* [MATERIAL PROVIDED]
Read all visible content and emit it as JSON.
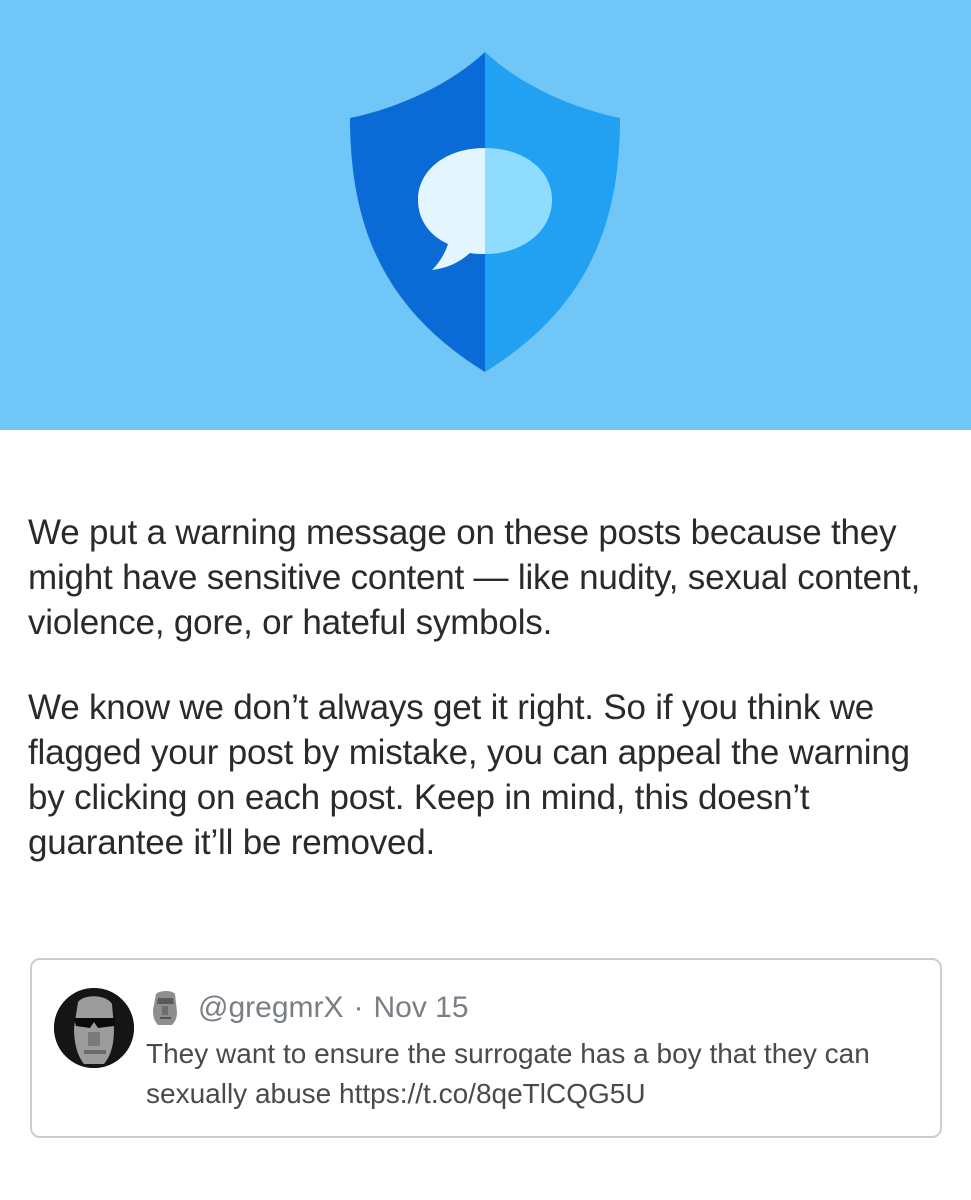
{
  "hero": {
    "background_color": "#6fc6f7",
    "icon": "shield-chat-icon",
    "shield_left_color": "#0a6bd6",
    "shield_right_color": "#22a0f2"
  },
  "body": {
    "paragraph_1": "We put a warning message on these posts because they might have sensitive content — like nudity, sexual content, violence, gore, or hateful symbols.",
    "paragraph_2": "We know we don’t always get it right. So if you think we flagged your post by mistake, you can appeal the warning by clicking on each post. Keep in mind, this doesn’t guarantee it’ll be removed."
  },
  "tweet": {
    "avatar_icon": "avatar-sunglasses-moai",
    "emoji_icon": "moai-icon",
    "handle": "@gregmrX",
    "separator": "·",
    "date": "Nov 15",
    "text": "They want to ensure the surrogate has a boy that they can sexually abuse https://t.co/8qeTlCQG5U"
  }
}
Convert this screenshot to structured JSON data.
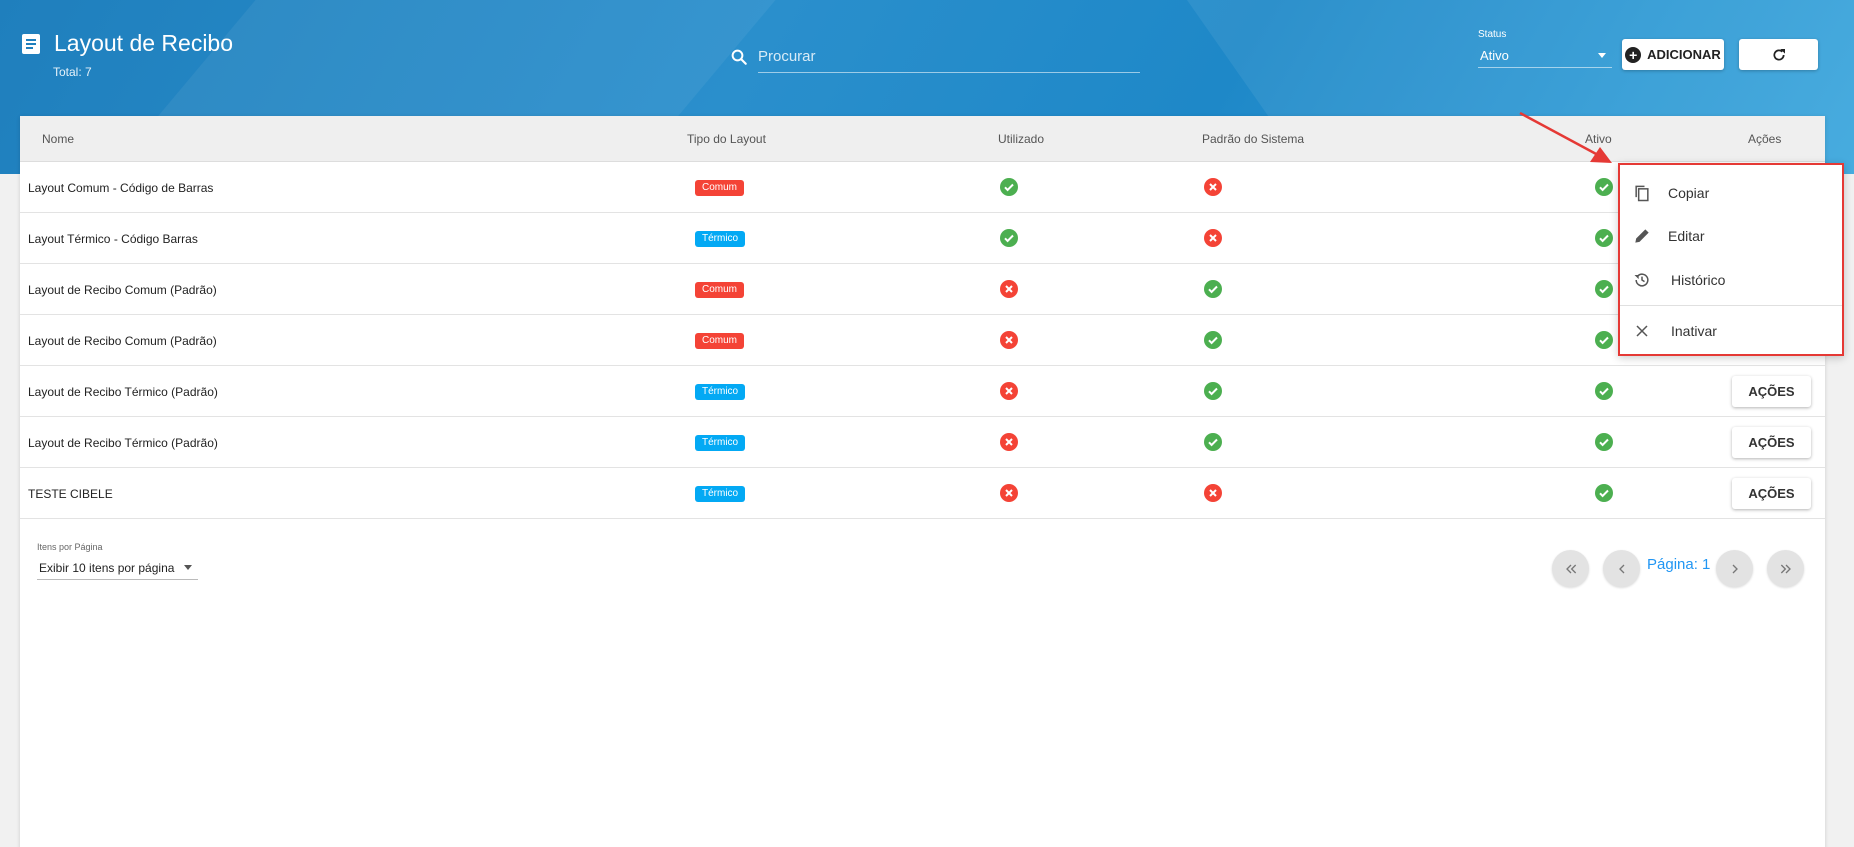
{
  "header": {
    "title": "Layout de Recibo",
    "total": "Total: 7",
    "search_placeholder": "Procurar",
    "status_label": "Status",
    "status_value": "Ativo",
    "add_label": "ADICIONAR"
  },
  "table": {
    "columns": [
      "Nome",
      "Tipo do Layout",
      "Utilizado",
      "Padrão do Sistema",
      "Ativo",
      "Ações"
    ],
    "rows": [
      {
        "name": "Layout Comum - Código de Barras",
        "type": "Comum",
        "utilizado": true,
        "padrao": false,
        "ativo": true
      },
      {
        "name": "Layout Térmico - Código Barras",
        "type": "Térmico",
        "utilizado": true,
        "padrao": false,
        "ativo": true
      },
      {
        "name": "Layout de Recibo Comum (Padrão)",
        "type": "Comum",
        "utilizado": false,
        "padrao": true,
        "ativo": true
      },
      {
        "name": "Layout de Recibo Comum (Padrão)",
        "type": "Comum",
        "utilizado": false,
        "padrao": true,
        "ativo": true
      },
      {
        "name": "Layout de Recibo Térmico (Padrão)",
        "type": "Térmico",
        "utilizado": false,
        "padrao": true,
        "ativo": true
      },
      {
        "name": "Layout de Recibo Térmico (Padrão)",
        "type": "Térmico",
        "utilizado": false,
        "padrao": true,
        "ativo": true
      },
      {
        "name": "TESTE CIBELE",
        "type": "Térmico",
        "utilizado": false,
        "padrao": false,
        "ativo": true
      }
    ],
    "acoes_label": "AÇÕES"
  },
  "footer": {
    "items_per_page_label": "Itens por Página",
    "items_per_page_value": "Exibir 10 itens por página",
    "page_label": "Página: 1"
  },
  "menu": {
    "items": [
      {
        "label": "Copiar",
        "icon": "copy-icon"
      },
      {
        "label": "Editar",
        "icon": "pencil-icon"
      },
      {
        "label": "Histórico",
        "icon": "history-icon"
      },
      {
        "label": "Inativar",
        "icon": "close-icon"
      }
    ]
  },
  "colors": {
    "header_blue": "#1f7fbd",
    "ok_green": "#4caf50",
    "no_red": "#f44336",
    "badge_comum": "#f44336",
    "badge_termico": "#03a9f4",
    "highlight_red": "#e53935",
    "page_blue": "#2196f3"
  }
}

* [EXERCISE GOAL] Count how many lines in the data above hold the string "content", and give the number with no other words.

* [EXERCISE RESPONSE] 2